§ **WHAT THE EXERCISE ASKS**
Report how many lines of the listing below include the word "values". Give nothing but the number.

§ **SUPPLIED MATERIAL**
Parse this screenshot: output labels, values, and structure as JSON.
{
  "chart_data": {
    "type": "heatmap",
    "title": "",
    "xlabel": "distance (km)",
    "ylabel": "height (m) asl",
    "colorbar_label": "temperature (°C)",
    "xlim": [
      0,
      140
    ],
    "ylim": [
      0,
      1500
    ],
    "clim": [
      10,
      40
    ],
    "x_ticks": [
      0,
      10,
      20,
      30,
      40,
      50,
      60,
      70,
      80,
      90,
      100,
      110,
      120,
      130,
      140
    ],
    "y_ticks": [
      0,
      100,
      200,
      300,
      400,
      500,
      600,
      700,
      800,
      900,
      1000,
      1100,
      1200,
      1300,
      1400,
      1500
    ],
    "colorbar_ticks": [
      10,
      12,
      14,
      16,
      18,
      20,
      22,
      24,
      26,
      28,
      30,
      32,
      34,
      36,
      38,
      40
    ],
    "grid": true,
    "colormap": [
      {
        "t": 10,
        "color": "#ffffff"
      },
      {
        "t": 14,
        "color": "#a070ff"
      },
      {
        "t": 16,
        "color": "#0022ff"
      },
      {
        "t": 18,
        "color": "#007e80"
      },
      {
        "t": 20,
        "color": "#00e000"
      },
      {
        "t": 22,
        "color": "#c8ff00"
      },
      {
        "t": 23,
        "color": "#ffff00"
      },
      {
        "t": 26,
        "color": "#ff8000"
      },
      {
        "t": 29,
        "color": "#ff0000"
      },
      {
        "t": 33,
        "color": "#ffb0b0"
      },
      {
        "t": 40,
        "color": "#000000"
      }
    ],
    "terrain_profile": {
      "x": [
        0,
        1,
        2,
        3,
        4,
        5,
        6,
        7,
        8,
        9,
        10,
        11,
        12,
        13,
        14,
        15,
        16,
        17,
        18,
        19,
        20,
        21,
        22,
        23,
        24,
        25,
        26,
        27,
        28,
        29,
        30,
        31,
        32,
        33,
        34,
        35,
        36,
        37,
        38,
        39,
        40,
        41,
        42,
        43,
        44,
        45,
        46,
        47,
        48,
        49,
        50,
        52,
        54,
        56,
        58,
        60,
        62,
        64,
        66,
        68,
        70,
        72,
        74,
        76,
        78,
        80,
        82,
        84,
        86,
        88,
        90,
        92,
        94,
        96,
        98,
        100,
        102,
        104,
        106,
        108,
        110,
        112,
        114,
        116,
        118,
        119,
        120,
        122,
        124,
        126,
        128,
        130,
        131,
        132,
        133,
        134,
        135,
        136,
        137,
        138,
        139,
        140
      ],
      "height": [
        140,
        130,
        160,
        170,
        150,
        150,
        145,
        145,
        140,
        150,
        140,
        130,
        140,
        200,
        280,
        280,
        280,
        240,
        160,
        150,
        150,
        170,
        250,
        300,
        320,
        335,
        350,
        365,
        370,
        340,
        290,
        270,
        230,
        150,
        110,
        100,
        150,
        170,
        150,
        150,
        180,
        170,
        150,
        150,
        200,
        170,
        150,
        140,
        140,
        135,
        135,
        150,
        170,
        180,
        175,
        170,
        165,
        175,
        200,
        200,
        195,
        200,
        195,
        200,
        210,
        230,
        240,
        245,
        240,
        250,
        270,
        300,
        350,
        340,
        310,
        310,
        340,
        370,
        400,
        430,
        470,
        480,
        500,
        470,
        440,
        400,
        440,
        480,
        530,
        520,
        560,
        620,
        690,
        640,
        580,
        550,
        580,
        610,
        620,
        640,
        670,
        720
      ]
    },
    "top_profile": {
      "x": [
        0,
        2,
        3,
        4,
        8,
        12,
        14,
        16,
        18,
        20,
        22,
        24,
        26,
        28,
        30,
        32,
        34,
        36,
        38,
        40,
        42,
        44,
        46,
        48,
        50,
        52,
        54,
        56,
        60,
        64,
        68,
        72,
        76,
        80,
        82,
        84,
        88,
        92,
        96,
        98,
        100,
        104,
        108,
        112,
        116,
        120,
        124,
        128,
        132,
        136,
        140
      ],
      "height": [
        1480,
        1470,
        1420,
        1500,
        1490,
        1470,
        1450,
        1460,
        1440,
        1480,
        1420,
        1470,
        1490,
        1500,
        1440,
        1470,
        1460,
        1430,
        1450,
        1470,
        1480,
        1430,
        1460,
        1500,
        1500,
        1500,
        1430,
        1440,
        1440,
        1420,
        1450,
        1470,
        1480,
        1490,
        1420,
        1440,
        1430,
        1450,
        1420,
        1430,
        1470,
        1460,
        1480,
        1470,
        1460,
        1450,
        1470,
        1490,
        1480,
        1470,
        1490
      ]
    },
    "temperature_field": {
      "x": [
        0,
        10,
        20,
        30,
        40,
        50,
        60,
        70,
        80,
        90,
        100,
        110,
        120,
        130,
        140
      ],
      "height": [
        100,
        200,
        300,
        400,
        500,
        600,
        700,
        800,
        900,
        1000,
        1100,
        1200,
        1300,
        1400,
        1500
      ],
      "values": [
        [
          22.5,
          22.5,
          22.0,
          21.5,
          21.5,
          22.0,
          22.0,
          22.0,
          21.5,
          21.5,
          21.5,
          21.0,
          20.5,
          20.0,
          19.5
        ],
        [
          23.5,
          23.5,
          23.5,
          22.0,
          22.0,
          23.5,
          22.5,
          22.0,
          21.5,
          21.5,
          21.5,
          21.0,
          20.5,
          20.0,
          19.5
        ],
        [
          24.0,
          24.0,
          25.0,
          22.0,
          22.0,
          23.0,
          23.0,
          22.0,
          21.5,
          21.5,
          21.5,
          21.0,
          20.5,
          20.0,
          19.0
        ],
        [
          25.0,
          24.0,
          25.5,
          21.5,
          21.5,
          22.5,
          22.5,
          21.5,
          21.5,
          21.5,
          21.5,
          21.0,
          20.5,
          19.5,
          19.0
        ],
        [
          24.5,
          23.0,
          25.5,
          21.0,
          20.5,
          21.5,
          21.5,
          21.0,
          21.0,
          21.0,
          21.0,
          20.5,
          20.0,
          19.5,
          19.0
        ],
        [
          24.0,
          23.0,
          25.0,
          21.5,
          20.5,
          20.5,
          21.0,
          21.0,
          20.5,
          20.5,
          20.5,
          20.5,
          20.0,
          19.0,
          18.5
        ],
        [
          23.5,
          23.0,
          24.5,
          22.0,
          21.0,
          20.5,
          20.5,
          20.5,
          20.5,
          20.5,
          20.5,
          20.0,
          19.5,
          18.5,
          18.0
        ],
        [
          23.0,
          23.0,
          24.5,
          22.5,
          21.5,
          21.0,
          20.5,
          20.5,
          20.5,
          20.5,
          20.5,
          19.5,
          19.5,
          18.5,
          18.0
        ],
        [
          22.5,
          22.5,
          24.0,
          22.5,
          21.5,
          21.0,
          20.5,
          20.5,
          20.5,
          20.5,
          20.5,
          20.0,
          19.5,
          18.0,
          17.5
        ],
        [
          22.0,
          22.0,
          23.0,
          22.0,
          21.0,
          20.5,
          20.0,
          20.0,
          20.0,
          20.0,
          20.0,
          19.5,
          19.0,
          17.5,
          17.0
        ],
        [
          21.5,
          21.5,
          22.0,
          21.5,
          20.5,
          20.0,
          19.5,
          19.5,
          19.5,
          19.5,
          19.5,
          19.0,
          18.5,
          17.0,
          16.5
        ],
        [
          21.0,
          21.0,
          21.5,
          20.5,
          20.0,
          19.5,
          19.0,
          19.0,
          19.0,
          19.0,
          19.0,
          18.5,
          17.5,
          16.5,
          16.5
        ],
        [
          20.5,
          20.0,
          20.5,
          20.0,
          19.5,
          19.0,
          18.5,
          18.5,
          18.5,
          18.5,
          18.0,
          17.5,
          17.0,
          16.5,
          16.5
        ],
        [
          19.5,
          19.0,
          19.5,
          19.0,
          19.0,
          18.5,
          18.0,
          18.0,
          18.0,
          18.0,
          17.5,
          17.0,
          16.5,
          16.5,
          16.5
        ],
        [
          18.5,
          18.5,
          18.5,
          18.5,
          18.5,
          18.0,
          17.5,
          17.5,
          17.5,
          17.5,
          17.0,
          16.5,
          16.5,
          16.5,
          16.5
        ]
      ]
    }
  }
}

§ **SOLUTION**
2